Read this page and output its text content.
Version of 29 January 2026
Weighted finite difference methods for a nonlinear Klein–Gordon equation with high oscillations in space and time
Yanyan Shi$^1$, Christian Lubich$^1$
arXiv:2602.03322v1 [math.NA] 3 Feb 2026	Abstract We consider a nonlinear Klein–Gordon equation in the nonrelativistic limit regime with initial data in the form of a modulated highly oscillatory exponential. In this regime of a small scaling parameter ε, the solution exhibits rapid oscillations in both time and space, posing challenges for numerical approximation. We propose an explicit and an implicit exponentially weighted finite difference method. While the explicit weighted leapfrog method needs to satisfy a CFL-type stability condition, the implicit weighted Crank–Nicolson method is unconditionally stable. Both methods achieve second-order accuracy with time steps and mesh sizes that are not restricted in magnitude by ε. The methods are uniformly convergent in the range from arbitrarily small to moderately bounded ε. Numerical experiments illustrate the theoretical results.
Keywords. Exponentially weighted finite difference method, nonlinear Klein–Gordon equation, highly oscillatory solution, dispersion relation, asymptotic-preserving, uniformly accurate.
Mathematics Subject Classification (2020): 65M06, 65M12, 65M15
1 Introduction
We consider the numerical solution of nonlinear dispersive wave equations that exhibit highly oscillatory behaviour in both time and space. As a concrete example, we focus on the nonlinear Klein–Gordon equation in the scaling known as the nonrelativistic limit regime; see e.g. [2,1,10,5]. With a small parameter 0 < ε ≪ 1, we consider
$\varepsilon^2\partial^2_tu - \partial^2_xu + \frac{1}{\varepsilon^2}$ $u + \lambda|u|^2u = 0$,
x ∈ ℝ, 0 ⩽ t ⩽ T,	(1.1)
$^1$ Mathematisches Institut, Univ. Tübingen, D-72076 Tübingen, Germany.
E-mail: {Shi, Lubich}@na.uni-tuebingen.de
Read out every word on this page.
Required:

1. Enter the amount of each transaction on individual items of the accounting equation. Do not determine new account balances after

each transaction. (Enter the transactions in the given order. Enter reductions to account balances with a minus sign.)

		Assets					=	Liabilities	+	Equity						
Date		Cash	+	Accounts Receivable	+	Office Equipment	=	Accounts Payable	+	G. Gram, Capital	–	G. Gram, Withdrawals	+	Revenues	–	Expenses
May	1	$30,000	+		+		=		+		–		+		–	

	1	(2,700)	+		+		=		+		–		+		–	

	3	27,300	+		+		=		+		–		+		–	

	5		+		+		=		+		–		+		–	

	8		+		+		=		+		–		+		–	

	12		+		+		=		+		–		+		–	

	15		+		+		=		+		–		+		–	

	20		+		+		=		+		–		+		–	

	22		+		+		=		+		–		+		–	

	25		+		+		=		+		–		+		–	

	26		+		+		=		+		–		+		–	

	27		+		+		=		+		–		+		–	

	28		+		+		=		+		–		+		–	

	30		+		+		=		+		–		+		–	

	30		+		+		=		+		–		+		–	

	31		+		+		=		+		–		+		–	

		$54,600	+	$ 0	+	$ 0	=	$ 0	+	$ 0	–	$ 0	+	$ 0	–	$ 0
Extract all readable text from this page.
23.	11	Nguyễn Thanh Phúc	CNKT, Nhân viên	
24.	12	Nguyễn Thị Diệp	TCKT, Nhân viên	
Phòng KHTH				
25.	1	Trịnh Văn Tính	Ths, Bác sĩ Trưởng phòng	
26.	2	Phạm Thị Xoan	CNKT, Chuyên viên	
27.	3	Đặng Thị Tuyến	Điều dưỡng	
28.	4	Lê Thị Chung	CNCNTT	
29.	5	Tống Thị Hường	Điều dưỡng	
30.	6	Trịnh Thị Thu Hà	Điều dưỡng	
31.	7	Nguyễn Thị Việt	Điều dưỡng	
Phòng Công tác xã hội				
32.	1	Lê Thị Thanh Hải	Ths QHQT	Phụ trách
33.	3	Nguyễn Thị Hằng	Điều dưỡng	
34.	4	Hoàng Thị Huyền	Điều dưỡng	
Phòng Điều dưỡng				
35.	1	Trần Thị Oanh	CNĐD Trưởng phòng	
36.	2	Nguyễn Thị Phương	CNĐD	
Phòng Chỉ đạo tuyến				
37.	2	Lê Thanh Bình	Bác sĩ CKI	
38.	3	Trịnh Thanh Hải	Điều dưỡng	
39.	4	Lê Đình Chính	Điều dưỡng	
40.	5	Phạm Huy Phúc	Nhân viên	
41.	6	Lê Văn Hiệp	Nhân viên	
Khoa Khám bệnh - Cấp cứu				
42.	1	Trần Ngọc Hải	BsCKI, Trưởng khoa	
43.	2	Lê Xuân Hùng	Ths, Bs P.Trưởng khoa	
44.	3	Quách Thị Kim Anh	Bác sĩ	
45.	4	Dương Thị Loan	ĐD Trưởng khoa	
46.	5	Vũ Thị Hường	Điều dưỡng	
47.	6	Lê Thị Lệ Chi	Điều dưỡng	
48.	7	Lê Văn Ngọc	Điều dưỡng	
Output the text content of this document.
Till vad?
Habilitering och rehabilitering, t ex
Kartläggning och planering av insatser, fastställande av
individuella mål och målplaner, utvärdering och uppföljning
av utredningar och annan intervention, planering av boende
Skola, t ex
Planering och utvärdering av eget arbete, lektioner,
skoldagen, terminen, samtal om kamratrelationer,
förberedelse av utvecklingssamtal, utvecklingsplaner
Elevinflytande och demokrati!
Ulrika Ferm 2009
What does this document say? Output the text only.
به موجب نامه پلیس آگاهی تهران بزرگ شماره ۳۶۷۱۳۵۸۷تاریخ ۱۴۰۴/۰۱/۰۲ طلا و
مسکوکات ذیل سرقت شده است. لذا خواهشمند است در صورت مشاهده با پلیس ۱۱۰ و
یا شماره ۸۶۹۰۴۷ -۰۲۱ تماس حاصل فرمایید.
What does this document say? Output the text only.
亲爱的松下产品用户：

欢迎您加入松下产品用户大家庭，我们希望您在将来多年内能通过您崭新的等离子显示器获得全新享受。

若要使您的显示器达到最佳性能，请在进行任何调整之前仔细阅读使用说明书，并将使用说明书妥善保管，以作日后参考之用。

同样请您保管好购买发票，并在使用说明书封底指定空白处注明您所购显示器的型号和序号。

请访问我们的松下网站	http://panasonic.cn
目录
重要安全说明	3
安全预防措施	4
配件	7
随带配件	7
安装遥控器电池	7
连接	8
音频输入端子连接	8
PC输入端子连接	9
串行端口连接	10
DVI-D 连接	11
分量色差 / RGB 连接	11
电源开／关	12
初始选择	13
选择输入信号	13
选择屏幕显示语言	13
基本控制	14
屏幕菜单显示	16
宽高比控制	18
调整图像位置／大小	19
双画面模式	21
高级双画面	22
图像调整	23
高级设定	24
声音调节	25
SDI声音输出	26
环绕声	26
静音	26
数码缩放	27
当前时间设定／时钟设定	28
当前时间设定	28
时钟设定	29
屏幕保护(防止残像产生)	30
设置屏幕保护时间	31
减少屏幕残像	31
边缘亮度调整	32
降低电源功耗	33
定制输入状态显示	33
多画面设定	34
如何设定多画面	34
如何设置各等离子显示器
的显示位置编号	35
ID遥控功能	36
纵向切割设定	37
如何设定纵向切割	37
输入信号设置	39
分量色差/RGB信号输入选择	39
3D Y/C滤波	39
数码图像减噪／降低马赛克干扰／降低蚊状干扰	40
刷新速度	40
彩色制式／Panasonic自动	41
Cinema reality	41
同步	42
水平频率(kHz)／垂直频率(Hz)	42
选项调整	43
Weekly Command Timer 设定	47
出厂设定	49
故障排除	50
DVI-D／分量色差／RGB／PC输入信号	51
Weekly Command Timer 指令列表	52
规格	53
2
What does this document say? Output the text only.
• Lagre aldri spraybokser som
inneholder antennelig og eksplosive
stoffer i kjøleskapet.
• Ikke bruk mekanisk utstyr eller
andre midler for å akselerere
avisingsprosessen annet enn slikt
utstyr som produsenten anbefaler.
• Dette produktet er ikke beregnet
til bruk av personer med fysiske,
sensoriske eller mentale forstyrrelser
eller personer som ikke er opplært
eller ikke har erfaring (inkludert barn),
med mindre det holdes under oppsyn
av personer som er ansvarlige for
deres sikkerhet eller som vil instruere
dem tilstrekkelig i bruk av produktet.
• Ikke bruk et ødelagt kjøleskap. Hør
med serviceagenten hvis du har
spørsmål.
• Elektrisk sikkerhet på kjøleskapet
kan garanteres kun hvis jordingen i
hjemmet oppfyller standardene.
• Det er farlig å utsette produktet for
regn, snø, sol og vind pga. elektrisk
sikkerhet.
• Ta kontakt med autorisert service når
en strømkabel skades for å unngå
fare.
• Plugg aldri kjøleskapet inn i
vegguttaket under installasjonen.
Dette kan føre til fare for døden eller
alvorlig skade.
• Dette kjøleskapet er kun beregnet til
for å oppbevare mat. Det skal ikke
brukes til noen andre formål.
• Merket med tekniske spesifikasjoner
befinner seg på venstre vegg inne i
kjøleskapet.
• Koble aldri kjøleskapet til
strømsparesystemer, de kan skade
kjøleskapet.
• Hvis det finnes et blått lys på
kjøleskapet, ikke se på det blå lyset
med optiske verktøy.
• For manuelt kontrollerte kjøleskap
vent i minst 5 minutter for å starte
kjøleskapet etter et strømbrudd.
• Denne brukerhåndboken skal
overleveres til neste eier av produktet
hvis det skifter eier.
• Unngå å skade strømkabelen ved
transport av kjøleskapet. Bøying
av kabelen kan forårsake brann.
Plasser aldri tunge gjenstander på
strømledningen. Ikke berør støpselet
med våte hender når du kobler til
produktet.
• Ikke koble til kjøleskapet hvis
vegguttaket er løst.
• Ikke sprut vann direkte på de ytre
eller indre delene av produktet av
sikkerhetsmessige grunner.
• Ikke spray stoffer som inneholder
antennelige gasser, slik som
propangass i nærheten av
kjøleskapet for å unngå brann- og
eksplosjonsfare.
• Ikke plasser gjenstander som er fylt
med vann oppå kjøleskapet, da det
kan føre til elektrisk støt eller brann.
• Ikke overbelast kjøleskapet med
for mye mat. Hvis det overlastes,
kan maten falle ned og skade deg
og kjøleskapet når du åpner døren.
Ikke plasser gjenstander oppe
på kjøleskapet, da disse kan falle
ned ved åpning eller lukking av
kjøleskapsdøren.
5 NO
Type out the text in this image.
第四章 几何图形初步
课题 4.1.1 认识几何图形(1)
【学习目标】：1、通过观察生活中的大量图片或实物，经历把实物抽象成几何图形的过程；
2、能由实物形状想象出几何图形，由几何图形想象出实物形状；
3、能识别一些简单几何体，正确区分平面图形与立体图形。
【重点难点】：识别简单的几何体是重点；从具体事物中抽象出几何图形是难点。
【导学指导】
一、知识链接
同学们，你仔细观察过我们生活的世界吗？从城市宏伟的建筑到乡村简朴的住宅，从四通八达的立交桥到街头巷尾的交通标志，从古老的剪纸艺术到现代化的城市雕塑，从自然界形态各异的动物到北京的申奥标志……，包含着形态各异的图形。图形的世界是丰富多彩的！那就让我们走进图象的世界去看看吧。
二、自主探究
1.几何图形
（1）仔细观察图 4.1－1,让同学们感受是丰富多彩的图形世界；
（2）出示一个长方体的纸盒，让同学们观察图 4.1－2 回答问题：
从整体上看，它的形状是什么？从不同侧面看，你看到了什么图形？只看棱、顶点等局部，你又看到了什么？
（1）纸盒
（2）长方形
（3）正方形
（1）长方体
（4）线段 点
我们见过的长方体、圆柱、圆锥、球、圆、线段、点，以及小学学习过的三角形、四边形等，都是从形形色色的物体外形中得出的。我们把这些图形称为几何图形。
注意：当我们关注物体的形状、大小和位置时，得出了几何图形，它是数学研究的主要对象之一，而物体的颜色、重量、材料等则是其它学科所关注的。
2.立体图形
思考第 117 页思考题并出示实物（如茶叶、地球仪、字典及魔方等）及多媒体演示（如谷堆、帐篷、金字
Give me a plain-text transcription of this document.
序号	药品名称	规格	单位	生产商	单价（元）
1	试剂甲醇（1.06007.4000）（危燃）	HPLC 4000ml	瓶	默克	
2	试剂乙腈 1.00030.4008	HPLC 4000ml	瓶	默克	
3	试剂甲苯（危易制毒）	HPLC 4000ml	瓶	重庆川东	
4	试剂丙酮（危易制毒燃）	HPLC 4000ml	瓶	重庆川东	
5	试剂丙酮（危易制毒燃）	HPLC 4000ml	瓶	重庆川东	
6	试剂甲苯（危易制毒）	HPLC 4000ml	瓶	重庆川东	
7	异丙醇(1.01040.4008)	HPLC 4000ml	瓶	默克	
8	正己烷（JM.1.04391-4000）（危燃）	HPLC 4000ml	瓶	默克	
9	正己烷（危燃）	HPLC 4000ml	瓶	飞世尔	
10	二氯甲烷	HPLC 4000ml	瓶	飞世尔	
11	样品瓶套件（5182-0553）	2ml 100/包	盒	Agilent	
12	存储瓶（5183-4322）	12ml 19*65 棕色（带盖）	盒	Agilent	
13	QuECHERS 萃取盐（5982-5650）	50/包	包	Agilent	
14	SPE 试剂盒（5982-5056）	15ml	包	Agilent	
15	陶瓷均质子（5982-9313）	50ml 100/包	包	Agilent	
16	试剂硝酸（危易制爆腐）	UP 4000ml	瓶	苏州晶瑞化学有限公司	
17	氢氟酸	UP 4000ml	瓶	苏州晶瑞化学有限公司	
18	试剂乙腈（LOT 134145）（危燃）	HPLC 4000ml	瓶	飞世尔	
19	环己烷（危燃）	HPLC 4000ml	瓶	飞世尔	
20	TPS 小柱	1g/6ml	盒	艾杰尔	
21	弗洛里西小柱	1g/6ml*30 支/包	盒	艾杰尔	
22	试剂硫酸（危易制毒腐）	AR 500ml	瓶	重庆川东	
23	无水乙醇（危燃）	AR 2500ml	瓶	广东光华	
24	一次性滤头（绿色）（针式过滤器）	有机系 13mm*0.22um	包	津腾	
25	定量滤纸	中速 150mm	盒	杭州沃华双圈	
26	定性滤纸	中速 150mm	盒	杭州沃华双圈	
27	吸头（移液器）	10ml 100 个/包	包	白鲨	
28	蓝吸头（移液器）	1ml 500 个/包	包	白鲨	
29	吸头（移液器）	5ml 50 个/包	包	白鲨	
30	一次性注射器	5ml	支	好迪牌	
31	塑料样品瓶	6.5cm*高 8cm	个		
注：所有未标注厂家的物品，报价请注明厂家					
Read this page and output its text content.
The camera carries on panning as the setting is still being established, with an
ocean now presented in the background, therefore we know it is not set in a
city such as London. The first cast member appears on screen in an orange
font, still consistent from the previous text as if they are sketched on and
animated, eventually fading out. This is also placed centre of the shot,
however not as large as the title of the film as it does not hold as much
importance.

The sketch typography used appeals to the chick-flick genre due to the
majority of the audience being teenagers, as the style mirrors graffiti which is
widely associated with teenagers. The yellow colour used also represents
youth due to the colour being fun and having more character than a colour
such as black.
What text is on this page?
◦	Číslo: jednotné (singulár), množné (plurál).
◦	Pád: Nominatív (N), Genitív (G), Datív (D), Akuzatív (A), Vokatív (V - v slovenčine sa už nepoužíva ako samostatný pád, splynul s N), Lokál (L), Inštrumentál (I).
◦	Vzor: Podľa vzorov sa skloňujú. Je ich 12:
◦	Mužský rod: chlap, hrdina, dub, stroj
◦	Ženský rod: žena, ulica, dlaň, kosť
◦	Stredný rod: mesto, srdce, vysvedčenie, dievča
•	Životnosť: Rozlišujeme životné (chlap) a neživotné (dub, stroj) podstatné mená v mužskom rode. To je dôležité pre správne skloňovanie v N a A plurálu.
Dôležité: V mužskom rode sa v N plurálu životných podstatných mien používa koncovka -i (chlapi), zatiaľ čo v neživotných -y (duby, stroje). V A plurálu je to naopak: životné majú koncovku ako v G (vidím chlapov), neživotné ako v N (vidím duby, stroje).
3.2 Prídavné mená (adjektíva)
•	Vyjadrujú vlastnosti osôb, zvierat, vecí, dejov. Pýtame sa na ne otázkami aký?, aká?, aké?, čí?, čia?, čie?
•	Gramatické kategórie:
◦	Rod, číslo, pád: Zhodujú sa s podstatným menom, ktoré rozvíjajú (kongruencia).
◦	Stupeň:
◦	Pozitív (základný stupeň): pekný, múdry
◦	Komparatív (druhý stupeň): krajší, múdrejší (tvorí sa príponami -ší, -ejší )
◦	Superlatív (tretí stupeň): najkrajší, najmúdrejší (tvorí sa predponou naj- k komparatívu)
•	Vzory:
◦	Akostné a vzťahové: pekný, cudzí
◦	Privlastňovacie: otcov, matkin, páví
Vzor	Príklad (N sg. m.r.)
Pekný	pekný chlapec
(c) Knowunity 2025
______
== Task details ==
Collect each line containing the string "falle".

== Output for this exercise ==
kan maten falle ned og skade deg
på kjøleskapet, da disse kan falle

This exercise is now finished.